Layout region records:

>>>>>

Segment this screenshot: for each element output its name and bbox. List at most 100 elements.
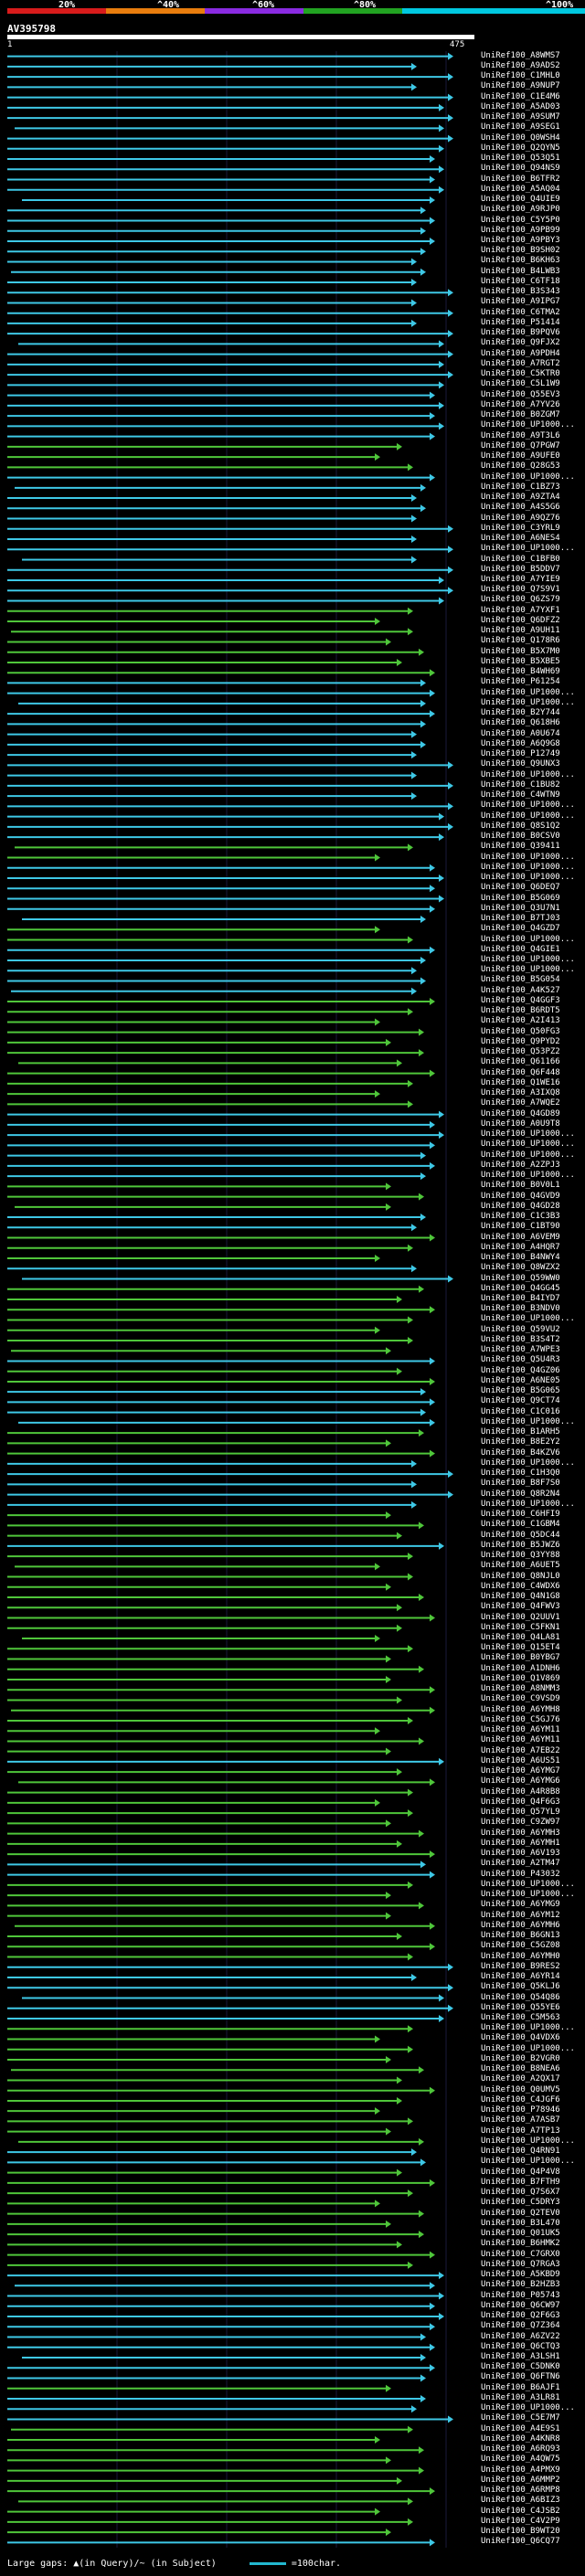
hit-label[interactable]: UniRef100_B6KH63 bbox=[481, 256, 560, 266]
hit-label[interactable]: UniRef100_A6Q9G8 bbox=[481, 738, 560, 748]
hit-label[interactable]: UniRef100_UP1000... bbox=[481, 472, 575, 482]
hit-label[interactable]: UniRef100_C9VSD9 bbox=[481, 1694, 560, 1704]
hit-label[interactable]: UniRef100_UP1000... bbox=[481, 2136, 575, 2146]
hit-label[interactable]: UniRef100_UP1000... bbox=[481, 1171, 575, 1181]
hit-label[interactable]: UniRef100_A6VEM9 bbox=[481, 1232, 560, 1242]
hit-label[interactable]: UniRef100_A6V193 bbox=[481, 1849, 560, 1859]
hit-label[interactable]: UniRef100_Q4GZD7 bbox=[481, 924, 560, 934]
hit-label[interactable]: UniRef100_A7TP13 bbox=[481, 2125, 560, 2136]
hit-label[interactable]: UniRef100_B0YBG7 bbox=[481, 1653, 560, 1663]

<<<<<

## What the exercise asks:
Could you reproduce every line of the records above word for word, omitting the picture?

## Complete response:
Segment this screenshot: for each element output its name and bbox. List at most 100 elements.
hit-label[interactable]: UniRef100_B6KH63 bbox=[481, 256, 560, 266]
hit-label[interactable]: UniRef100_A6Q9G8 bbox=[481, 738, 560, 748]
hit-label[interactable]: UniRef100_UP1000... bbox=[481, 472, 575, 482]
hit-label[interactable]: UniRef100_C9VSD9 bbox=[481, 1694, 560, 1704]
hit-label[interactable]: UniRef100_UP1000... bbox=[481, 2136, 575, 2146]
hit-label[interactable]: UniRef100_UP1000... bbox=[481, 1171, 575, 1181]
hit-label[interactable]: UniRef100_A6VEM9 bbox=[481, 1232, 560, 1242]
hit-label[interactable]: UniRef100_A6V193 bbox=[481, 1849, 560, 1859]
hit-label[interactable]: UniRef100_Q4GZD7 bbox=[481, 924, 560, 934]
hit-label[interactable]: UniRef100_A7TP13 bbox=[481, 2125, 560, 2136]
hit-label[interactable]: UniRef100_B0YBG7 bbox=[481, 1653, 560, 1663]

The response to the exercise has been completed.